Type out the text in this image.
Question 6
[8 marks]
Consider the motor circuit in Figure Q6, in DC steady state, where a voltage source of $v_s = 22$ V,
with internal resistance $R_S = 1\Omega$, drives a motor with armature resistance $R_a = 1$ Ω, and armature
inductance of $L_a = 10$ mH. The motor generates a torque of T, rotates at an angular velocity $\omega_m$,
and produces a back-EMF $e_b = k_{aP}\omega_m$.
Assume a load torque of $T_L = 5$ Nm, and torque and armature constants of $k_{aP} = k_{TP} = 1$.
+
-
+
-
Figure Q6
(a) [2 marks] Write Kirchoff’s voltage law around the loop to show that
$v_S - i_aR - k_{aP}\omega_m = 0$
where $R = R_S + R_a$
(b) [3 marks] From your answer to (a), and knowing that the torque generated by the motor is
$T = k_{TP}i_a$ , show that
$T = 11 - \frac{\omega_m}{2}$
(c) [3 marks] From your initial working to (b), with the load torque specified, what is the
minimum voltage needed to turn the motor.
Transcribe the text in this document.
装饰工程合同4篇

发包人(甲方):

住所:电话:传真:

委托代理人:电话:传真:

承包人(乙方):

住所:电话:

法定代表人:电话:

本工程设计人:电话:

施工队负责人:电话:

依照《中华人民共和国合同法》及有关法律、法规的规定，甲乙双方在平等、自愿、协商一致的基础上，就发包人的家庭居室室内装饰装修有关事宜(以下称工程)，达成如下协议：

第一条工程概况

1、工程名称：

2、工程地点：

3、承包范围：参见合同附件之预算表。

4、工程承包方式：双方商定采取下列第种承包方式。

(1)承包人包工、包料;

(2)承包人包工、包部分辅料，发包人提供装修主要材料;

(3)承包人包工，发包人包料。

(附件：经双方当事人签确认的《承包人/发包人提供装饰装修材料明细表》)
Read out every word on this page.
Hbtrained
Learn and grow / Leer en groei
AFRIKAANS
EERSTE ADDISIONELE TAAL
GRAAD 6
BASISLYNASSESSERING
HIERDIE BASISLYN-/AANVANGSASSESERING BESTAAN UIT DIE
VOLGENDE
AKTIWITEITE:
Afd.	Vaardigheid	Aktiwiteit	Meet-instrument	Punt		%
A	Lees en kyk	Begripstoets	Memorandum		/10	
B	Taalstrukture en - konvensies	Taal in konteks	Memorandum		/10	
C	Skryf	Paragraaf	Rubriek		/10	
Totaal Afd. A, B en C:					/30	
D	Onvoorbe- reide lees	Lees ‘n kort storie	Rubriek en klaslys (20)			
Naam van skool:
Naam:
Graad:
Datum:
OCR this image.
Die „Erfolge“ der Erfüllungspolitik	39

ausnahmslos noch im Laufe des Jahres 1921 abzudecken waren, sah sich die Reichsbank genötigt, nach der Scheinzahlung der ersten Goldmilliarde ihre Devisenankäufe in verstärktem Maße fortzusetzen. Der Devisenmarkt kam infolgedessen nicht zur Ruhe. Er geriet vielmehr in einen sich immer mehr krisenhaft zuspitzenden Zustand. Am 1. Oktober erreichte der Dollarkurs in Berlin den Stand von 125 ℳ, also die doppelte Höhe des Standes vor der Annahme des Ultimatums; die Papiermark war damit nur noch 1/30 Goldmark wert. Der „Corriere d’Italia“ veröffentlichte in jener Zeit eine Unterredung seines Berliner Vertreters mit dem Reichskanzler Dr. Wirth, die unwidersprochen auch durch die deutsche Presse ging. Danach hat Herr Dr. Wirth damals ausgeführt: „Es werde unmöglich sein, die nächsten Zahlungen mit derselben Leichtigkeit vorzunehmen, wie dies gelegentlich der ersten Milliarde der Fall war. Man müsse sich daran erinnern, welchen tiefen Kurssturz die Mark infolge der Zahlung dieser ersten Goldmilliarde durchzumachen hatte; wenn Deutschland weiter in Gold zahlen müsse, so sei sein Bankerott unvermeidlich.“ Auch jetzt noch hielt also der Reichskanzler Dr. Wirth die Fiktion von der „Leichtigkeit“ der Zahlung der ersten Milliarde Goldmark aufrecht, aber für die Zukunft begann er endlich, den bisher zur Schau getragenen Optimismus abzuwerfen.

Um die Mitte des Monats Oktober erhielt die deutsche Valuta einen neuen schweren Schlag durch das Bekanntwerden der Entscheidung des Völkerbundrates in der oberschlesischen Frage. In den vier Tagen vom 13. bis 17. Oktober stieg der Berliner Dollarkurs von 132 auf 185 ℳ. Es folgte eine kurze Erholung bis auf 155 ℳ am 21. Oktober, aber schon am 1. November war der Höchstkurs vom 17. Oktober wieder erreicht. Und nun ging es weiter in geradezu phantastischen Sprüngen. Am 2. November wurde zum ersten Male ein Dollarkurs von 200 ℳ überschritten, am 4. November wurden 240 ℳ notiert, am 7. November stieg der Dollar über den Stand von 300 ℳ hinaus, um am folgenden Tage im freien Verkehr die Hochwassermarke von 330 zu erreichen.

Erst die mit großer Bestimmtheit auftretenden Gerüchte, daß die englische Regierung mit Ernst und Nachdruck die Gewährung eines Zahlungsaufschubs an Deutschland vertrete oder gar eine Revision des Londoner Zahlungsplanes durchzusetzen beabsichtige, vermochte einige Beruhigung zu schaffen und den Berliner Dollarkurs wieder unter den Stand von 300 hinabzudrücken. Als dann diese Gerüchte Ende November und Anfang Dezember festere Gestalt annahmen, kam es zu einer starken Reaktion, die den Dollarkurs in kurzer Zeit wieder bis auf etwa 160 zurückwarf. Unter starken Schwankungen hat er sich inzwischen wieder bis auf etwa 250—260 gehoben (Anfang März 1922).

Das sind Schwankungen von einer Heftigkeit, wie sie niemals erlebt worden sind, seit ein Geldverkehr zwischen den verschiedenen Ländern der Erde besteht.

▸ Exercise
Restate the data above exactly, keeping each word as it stands.

▸ Output
Type out the text in this image.
Question 6
[8 marks]
Consider the motor circuit in Figure Q6, in DC steady state, where a voltage source of $v_s = 22$ V,
with internal resistance $R_S = 1\Omega$, drives a motor with armature resistance $R_a = 1$ Ω, and armature
inductance of $L_a = 10$ mH. The motor generates a torque of T, rotates at an angular velocity $\omega_m$,
and produces a back-EMF $e_b = k_{aP}\omega_m$.
Assume a load torque of $T_L = 5$ Nm, and torque and armature constants of $k_{aP} = k_{TP} = 1$.
+
-
+
-
Figure Q6
(a) [2 marks] Write Kirchoff’s voltage law around the loop to show that
$v_S - i_aR - k_{aP}\omega_m = 0$
where $R = R_S + R_a$
(b) [3 marks] From your answer to (a), and knowing that the torque generated by the motor is
$T = k_{TP}i_a$ , show that
$T = 11 - \frac{\omega_m}{2}$
(c) [3 marks] From your initial working to (b), with the load torque specified, what is the
minimum voltage needed to turn the motor.
Transcribe the text in this document.
装饰工程合同4篇

发包人(甲方):

住所:电话:传真:

委托代理人:电话:传真:

承包人(乙方):

住所:电话:

法定代表人:电话:

本工程设计人:电话:

施工队负责人:电话:

依照《中华人民共和国合同法》及有关法律、法规的规定，甲乙双方在平等、自愿、协商一致的基础上，就发包人的家庭居室室内装饰装修有关事宜(以下称工程)，达成如下协议：

第一条工程概况

1、工程名称：

2、工程地点：

3、承包范围：参见合同附件之预算表。

4、工程承包方式：双方商定采取下列第种承包方式。

(1)承包人包工、包料;

(2)承包人包工、包部分辅料，发包人提供装修主要材料;

(3)承包人包工，发包人包料。

(附件：经双方当事人签确认的《承包人/发包人提供装饰装修材料明细表》)
Read out every word on this page.
Hbtrained
Learn and grow / Leer en groei
AFRIKAANS
EERSTE ADDISIONELE TAAL
GRAAD 6
BASISLYNASSESSERING
HIERDIE BASISLYN-/AANVANGSASSESERING BESTAAN UIT DIE
VOLGENDE
AKTIWITEITE:
Afd.	Vaardigheid	Aktiwiteit	Meet-instrument	Punt		%
A	Lees en kyk	Begripstoets	Memorandum		/10	
B	Taalstrukture en - konvensies	Taal in konteks	Memorandum		/10	
C	Skryf	Paragraaf	Rubriek		/10	
Totaal Afd. A, B en C:					/30	
D	Onvoorbe- reide lees	Lees ‘n kort storie	Rubriek en klaslys (20)			
Naam van skool:
Naam:
Graad:
Datum:
OCR this image.
Die „Erfolge“ der Erfüllungspolitik	39

ausnahmslos noch im Laufe des Jahres 1921 abzudecken waren, sah sich die Reichsbank genötigt, nach der Scheinzahlung der ersten Goldmilliarde ihre Devisenankäufe in verstärktem Maße fortzusetzen. Der Devisenmarkt kam infolgedessen nicht zur Ruhe. Er geriet vielmehr in einen sich immer mehr krisenhaft zuspitzenden Zustand. Am 1. Oktober erreichte der Dollarkurs in Berlin den Stand von 125 ℳ, also die doppelte Höhe des Standes vor der Annahme des Ultimatums; die Papiermark war damit nur noch 1/30 Goldmark wert. Der „Corriere d’Italia“ veröffentlichte in jener Zeit eine Unterredung seines Berliner Vertreters mit dem Reichskanzler Dr. Wirth, die unwidersprochen auch durch die deutsche Presse ging. Danach hat Herr Dr. Wirth damals ausgeführt: „Es werde unmöglich sein, die nächsten Zahlungen mit derselben Leichtigkeit vorzunehmen, wie dies gelegentlich der ersten Milliarde der Fall war. Man müsse sich daran erinnern, welchen tiefen Kurssturz die Mark infolge der Zahlung dieser ersten Goldmilliarde durchzumachen hatte; wenn Deutschland weiter in Gold zahlen müsse, so sei sein Bankerott unvermeidlich.“ Auch jetzt noch hielt also der Reichskanzler Dr. Wirth die Fiktion von der „Leichtigkeit“ der Zahlung der ersten Milliarde Goldmark aufrecht, aber für die Zukunft begann er endlich, den bisher zur Schau getragenen Optimismus abzuwerfen.

Um die Mitte des Monats Oktober erhielt die deutsche Valuta einen neuen schweren Schlag durch das Bekanntwerden der Entscheidung des Völkerbundrates in der oberschlesischen Frage. In den vier Tagen vom 13. bis 17. Oktober stieg der Berliner Dollarkurs von 132 auf 185 ℳ. Es folgte eine kurze Erholung bis auf 155 ℳ am 21. Oktober, aber schon am 1. November war der Höchstkurs vom 17. Oktober wieder erreicht. Und nun ging es weiter in geradezu phantastischen Sprüngen. Am 2. November wurde zum ersten Male ein Dollarkurs von 200 ℳ überschritten, am 4. November wurden 240 ℳ notiert, am 7. November stieg der Dollar über den Stand von 300 ℳ hinaus, um am folgenden Tage im freien Verkehr die Hochwassermarke von 330 zu erreichen.

Erst die mit großer Bestimmtheit auftretenden Gerüchte, daß die englische Regierung mit Ernst und Nachdruck die Gewährung eines Zahlungsaufschubs an Deutschland vertrete oder gar eine Revision des Londoner Zahlungsplanes durchzusetzen beabsichtige, vermochte einige Beruhigung zu schaffen und den Berliner Dollarkurs wieder unter den Stand von 300 hinabzudrücken. Als dann diese Gerüchte Ende November und Anfang Dezember festere Gestalt annahmen, kam es zu einer starken Reaktion, die den Dollarkurs in kurzer Zeit wieder bis auf etwa 160 zurückwarf. Unter starken Schwankungen hat er sich inzwischen wieder bis auf etwa 250—260 gehoben (Anfang März 1922).

Das sind Schwankungen von einer Heftigkeit, wie sie niemals erlebt worden sind, seit ein Geldverkehr zwischen den verschiedenen Ländern der Erde besteht.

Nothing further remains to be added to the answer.